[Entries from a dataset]
— START —

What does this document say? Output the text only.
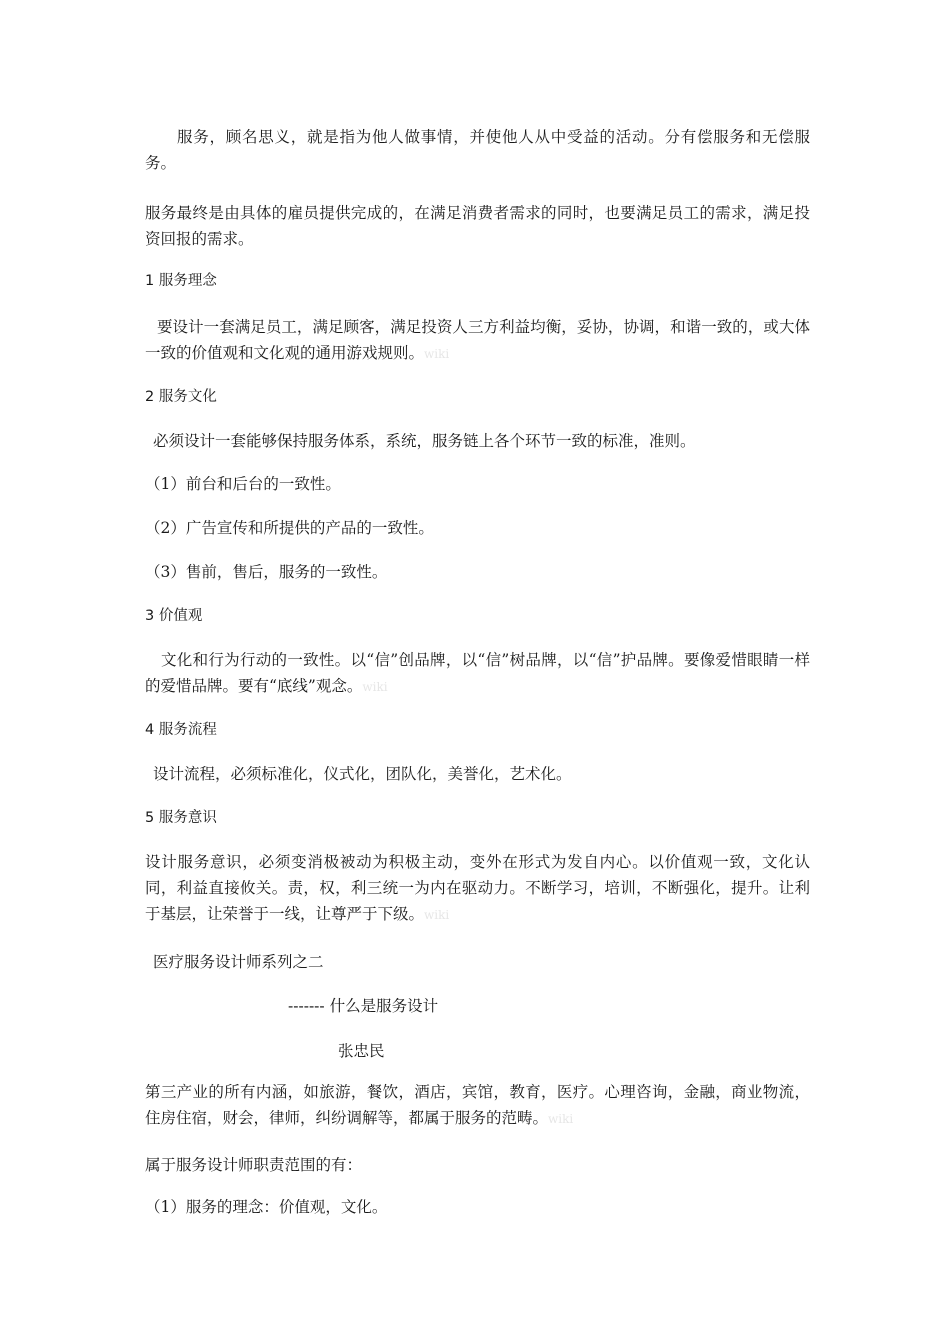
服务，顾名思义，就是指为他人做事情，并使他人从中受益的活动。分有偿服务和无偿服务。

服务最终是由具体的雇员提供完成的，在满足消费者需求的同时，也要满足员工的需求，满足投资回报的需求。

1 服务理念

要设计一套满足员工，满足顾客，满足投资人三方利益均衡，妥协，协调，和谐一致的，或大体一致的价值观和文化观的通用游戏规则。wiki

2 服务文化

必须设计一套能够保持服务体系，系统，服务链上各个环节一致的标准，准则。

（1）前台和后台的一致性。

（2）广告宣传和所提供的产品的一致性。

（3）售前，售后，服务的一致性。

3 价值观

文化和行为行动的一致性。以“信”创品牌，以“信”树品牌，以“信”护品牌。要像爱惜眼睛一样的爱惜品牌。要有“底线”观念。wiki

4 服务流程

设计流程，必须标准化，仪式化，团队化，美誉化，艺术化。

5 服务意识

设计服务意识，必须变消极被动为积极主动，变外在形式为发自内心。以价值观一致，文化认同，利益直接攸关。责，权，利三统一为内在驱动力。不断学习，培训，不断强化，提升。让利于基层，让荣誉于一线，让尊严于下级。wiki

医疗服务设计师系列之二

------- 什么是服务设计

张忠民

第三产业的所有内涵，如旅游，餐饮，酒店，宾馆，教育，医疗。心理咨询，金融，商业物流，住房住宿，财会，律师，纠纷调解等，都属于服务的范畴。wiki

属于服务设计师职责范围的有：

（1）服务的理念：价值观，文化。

— END —

WHAT THE EXERCISE ASKS> Lines holding the word "wiki" in the entries above are the ones to pull out. Copy them all.

ANSWER BELOW>
要设计一套满足员工，满足顾客，满足投资人三方利益均衡，妥协，协调，和谐一致的，或大体一致的价值观和文化观的通用游戏规则。wiki
文化和行为行动的一致性。以“信”创品牌，以“信”树品牌，以“信”护品牌。要像爱惜眼睛一样的爱惜品牌。要有“底线”观念。wiki
设计服务意识，必须变消极被动为积极主动，变外在形式为发自内心。以价值观一致，文化认同，利益直接攸关。责，权，利三统一为内在驱动力。不断学习，培训，不断强化，提升。让利于基层，让荣誉于一线，让尊严于下级。wiki
第三产业的所有内涵，如旅游，餐饮，酒店，宾馆，教育，医疗。心理咨询，金融，商业物流，住房住宿，财会，律师，纠纷调解等，都属于服务的范畴。wiki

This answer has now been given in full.